#### [To be done]
Leave out any picture and return the remaining listing below exactly as given.
>> begin
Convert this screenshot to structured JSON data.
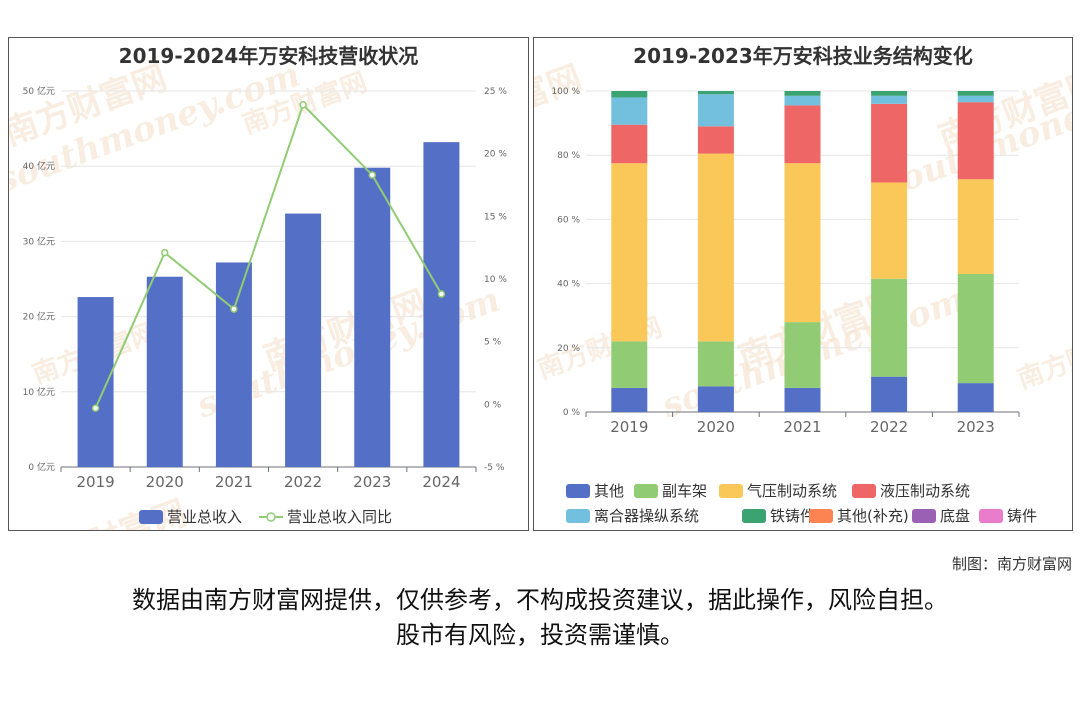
{
  "left": {
    "title": "2019-2024年万安科技营收状况",
    "legend": [
      "营业总收入",
      "营业总收入同比"
    ],
    "colors": {
      "bar": "#5470c6",
      "line": "#91cc75"
    }
  },
  "right": {
    "title": "2019-2023年万安科技业务结构变化",
    "legend": [
      "其他",
      "副车架",
      "气压制动系统",
      "液压制动系统",
      "离合器操纵系统",
      "铁铸件",
      "其他(补充)",
      "底盘",
      "铸件"
    ],
    "colors": [
      "#5470c6",
      "#91cc75",
      "#fac858",
      "#ee6666",
      "#73c0de",
      "#3ba272",
      "#fc8452",
      "#9a60b4",
      "#ea7ccc"
    ]
  },
  "watermark": {
    "cn": "南方财富网",
    "en": "southmoney.com"
  },
  "credit": "制图：南方财富网",
  "disclaimer": {
    "line1": "数据由南方财富网提供，仅供参考，不构成投资建议，据此操作，风险自担。",
    "line2": "股市有风险，投资需谨慎。"
  },
  "chart_data": [
    {
      "type": "bar",
      "title": "2019-2024年万安科技营收状况",
      "categories": [
        "2019",
        "2020",
        "2021",
        "2022",
        "2023",
        "2024"
      ],
      "ylim": [
        0,
        50
      ],
      "yticks": [
        "0 亿元",
        "10 亿元",
        "20 亿元",
        "30 亿元",
        "40 亿元",
        "50 亿元"
      ],
      "y2lim": [
        -5,
        25
      ],
      "y2ticks": [
        "-5 %",
        "0 %",
        "5 %",
        "10 %",
        "15 %",
        "20 %",
        "25 %"
      ],
      "series": [
        {
          "name": "营业总收入",
          "type": "bar",
          "values": [
            22.6,
            25.3,
            27.2,
            33.7,
            39.8,
            43.2
          ]
        },
        {
          "name": "营业总收入同比",
          "type": "line",
          "axis": "right",
          "values": [
            -0.3,
            12.1,
            7.6,
            23.9,
            18.3,
            8.8
          ]
        }
      ]
    },
    {
      "type": "bar",
      "stacked": true,
      "title": "2019-2023年万安科技业务结构变化",
      "categories": [
        "2019",
        "2020",
        "2021",
        "2022",
        "2023"
      ],
      "ylim": [
        0,
        100
      ],
      "yticks": [
        "0 %",
        "20 %",
        "40 %",
        "60 %",
        "80 %",
        "100 %"
      ],
      "series": [
        {
          "name": "其他",
          "values": [
            7.5,
            8.0,
            7.5,
            11.0,
            9.0
          ]
        },
        {
          "name": "副车架",
          "values": [
            14.5,
            14.0,
            20.5,
            30.5,
            34.0
          ]
        },
        {
          "name": "气压制动系统",
          "values": [
            55.5,
            58.5,
            49.5,
            30.0,
            29.5
          ]
        },
        {
          "name": "液压制动系统",
          "values": [
            12.0,
            8.5,
            18.0,
            24.5,
            24.0
          ]
        },
        {
          "name": "离合器操纵系统",
          "values": [
            8.5,
            10.0,
            3.0,
            2.5,
            2.0
          ]
        },
        {
          "name": "铁铸件",
          "values": [
            2.0,
            1.0,
            1.5,
            1.5,
            1.5
          ]
        },
        {
          "name": "其他(补充)",
          "values": [
            0,
            0,
            0,
            0,
            0
          ]
        },
        {
          "name": "底盘",
          "values": [
            0,
            0,
            0,
            0,
            0
          ]
        },
        {
          "name": "铸件",
          "values": [
            0,
            0,
            0,
            0,
            0
          ]
        }
      ]
    }
  ]
}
>> end
#### [The output]
Convert this screenshot to structured JSON data.
{
  "left": {
    "title": "2019-2024年万安科技营收状况",
    "legend": [
      "营业总收入",
      "营业总收入同比"
    ],
    "colors": {
      "bar": "#5470c6",
      "line": "#91cc75"
    }
  },
  "right": {
    "title": "2019-2023年万安科技业务结构变化",
    "legend": [
      "其他",
      "副车架",
      "气压制动系统",
      "液压制动系统",
      "离合器操纵系统",
      "铁铸件",
      "其他(补充)",
      "底盘",
      "铸件"
    ],
    "colors": [
      "#5470c6",
      "#91cc75",
      "#fac858",
      "#ee6666",
      "#73c0de",
      "#3ba272",
      "#fc8452",
      "#9a60b4",
      "#ea7ccc"
    ]
  },
  "watermark": {
    "cn": "南方财富网",
    "en": "southmoney.com"
  },
  "credit": "制图：南方财富网",
  "disclaimer": {
    "line1": "数据由南方财富网提供，仅供参考，不构成投资建议，据此操作，风险自担。",
    "line2": "股市有风险，投资需谨慎。"
  },
  "chart_data": [
    {
      "type": "bar",
      "title": "2019-2024年万安科技营收状况",
      "categories": [
        "2019",
        "2020",
        "2021",
        "2022",
        "2023",
        "2024"
      ],
      "ylim": [
        0,
        50
      ],
      "yticks": [
        "0 亿元",
        "10 亿元",
        "20 亿元",
        "30 亿元",
        "40 亿元",
        "50 亿元"
      ],
      "y2lim": [
        -5,
        25
      ],
      "y2ticks": [
        "-5 %",
        "0 %",
        "5 %",
        "10 %",
        "15 %",
        "20 %",
        "25 %"
      ],
      "series": [
        {
          "name": "营业总收入",
          "type": "bar",
          "values": [
            22.6,
            25.3,
            27.2,
            33.7,
            39.8,
            43.2
          ]
        },
        {
          "name": "营业总收入同比",
          "type": "line",
          "axis": "right",
          "values": [
            -0.3,
            12.1,
            7.6,
            23.9,
            18.3,
            8.8
          ]
        }
      ]
    },
    {
      "type": "bar",
      "stacked": true,
      "title": "2019-2023年万安科技业务结构变化",
      "categories": [
        "2019",
        "2020",
        "2021",
        "2022",
        "2023"
      ],
      "ylim": [
        0,
        100
      ],
      "yticks": [
        "0 %",
        "20 %",
        "40 %",
        "60 %",
        "80 %",
        "100 %"
      ],
      "series": [
        {
          "name": "其他",
          "values": [
            7.5,
            8.0,
            7.5,
            11.0,
            9.0
          ]
        },
        {
          "name": "副车架",
          "values": [
            14.5,
            14.0,
            20.5,
            30.5,
            34.0
          ]
        },
        {
          "name": "气压制动系统",
          "values": [
            55.5,
            58.5,
            49.5,
            30.0,
            29.5
          ]
        },
        {
          "name": "液压制动系统",
          "values": [
            12.0,
            8.5,
            18.0,
            24.5,
            24.0
          ]
        },
        {
          "name": "离合器操纵系统",
          "values": [
            8.5,
            10.0,
            3.0,
            2.5,
            2.0
          ]
        },
        {
          "name": "铁铸件",
          "values": [
            2.0,
            1.0,
            1.5,
            1.5,
            1.5
          ]
        },
        {
          "name": "其他(补充)",
          "values": [
            0,
            0,
            0,
            0,
            0
          ]
        },
        {
          "name": "底盘",
          "values": [
            0,
            0,
            0,
            0,
            0
          ]
        },
        {
          "name": "铸件",
          "values": [
            0,
            0,
            0,
            0,
            0
          ]
        }
      ]
    }
  ]
}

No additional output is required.